Excerpt from a dataset
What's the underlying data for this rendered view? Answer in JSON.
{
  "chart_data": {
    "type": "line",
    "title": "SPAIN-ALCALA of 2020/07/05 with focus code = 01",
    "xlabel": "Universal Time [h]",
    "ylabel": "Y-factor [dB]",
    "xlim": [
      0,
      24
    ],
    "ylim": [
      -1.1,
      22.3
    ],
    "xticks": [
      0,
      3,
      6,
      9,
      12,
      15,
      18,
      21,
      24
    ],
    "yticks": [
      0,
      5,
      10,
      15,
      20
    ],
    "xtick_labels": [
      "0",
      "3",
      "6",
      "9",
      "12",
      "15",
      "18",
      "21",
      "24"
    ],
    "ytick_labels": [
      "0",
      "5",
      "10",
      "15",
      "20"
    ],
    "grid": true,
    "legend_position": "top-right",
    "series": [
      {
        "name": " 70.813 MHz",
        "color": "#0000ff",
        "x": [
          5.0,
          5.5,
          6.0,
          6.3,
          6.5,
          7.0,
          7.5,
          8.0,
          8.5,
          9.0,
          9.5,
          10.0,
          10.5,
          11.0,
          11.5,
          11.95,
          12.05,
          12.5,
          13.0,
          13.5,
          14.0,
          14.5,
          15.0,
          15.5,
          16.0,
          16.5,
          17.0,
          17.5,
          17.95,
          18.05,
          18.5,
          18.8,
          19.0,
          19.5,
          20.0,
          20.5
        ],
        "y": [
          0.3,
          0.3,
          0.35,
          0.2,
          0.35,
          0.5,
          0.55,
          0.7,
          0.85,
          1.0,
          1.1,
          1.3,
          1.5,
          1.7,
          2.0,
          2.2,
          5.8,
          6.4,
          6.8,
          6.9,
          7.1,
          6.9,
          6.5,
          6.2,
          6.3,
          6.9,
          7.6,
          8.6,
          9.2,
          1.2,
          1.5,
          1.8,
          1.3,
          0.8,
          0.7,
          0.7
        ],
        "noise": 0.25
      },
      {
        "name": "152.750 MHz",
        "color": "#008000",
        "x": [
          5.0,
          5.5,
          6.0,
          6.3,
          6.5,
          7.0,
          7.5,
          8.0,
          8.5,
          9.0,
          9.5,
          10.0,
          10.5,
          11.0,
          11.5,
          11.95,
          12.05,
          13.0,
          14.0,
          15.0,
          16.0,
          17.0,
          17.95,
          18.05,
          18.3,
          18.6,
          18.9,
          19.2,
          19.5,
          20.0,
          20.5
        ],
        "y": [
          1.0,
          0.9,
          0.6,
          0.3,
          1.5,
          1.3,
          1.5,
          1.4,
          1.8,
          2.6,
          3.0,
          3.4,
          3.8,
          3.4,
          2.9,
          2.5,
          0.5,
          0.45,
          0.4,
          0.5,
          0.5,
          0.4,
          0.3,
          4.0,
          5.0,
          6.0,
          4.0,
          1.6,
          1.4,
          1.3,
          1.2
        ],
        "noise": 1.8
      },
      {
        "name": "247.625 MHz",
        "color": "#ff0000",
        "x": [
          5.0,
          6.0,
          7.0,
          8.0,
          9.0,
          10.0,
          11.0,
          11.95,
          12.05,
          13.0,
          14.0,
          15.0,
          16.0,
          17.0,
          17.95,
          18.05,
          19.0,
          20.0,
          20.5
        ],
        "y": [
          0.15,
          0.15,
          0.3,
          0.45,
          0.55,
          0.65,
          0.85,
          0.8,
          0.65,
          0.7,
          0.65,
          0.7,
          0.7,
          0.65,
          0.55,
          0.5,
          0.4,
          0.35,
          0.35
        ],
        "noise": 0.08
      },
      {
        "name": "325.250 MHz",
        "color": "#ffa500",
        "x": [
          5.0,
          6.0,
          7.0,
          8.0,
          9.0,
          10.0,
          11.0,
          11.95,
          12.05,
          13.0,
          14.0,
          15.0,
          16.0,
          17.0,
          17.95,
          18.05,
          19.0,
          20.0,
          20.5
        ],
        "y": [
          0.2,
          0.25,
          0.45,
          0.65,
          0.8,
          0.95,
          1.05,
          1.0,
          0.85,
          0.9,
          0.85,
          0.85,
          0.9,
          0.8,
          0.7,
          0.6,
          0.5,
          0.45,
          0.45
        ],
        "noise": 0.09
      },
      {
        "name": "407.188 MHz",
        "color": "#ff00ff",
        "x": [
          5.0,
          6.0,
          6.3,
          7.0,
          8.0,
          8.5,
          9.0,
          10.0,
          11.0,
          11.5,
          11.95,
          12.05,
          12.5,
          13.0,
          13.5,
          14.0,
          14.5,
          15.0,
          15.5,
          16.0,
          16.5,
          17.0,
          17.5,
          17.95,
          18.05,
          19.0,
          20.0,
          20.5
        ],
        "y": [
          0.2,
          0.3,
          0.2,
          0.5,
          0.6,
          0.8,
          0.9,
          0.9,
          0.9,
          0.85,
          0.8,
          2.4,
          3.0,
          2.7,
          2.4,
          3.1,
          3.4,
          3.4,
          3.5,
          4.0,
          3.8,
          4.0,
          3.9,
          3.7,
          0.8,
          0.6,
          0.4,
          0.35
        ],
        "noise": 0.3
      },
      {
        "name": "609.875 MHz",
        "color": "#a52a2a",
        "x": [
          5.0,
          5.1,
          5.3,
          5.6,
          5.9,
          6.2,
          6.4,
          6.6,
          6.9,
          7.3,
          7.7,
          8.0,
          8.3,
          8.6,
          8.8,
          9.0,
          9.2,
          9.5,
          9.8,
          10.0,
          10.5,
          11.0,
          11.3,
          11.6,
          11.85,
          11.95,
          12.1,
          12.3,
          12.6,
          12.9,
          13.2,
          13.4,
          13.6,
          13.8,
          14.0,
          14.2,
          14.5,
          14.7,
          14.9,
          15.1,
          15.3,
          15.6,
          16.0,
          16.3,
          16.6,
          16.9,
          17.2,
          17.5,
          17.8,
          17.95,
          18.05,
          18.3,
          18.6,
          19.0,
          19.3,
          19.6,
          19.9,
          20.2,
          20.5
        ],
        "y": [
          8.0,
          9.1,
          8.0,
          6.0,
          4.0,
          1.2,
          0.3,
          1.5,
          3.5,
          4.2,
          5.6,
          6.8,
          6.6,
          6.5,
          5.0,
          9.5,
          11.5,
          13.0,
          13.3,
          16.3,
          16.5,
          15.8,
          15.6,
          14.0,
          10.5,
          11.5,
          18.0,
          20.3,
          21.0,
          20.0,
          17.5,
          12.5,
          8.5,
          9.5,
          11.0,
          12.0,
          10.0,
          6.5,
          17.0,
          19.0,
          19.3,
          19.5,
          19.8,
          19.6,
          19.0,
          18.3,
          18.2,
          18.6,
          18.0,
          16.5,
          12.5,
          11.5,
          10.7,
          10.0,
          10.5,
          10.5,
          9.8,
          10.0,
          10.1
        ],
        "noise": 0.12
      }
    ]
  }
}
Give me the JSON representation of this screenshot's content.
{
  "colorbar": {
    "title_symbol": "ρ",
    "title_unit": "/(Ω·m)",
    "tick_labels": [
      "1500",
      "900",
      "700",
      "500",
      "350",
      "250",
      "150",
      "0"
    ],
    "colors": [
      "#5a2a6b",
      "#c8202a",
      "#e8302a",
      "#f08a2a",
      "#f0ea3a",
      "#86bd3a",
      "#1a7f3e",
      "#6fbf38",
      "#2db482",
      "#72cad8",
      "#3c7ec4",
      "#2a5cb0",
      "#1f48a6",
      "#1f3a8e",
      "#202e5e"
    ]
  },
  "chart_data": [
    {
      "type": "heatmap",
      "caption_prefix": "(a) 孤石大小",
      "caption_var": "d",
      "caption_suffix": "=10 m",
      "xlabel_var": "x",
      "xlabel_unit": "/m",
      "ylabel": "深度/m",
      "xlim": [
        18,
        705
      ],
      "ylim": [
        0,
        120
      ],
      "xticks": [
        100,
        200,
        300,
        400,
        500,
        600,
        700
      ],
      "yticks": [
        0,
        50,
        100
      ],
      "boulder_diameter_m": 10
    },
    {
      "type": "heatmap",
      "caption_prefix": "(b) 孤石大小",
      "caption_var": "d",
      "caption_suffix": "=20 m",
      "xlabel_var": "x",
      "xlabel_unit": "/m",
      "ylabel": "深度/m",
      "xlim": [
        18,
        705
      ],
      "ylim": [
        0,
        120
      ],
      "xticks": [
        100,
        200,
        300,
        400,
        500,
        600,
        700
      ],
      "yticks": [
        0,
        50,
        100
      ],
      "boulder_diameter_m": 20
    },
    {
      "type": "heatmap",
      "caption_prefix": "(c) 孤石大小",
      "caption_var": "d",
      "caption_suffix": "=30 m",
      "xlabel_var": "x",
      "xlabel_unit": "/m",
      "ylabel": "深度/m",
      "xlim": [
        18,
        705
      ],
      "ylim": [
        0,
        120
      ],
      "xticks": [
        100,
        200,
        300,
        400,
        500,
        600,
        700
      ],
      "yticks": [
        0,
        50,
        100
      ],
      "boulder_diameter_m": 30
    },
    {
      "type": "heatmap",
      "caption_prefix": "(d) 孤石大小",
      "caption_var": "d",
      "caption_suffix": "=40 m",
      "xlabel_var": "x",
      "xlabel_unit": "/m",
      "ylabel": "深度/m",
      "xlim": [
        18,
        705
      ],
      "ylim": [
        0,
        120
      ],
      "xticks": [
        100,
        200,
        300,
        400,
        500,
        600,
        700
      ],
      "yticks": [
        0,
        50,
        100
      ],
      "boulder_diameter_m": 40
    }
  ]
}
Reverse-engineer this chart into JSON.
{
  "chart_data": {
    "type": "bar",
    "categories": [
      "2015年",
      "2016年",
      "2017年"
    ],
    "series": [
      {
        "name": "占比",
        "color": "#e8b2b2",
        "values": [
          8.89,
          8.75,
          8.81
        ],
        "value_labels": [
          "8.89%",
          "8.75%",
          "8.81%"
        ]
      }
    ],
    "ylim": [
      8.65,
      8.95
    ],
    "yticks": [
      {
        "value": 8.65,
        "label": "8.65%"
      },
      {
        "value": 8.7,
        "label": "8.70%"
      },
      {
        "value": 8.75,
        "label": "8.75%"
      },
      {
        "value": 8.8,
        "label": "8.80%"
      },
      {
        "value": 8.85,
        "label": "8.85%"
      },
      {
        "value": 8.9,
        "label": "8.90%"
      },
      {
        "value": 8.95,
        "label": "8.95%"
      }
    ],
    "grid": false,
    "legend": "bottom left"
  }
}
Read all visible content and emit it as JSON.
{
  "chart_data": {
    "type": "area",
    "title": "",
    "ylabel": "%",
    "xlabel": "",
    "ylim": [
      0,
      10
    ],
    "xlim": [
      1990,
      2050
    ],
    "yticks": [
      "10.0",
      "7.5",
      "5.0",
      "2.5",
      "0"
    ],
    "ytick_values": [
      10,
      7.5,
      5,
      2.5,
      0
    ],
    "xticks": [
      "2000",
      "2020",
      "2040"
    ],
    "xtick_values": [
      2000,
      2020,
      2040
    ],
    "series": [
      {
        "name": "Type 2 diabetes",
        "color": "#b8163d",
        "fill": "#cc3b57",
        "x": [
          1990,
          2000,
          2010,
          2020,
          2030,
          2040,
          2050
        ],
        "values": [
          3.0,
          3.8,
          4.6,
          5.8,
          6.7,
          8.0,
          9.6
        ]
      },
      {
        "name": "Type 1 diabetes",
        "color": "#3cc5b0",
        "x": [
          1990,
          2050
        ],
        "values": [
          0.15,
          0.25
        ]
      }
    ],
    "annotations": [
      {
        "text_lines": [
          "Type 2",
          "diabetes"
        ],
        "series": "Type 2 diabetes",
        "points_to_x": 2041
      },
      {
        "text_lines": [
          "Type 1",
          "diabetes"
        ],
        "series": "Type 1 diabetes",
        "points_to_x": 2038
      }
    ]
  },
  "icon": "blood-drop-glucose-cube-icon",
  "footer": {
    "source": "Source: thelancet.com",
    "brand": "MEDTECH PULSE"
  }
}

Exercise description: Each line that has the word "noise" should be copied.

Final answer:
        "noise": 0.25
        "noise": 1.8
        "noise": 0.08
        "noise": 0.09
        "noise": 0.3
        "noise": 0.12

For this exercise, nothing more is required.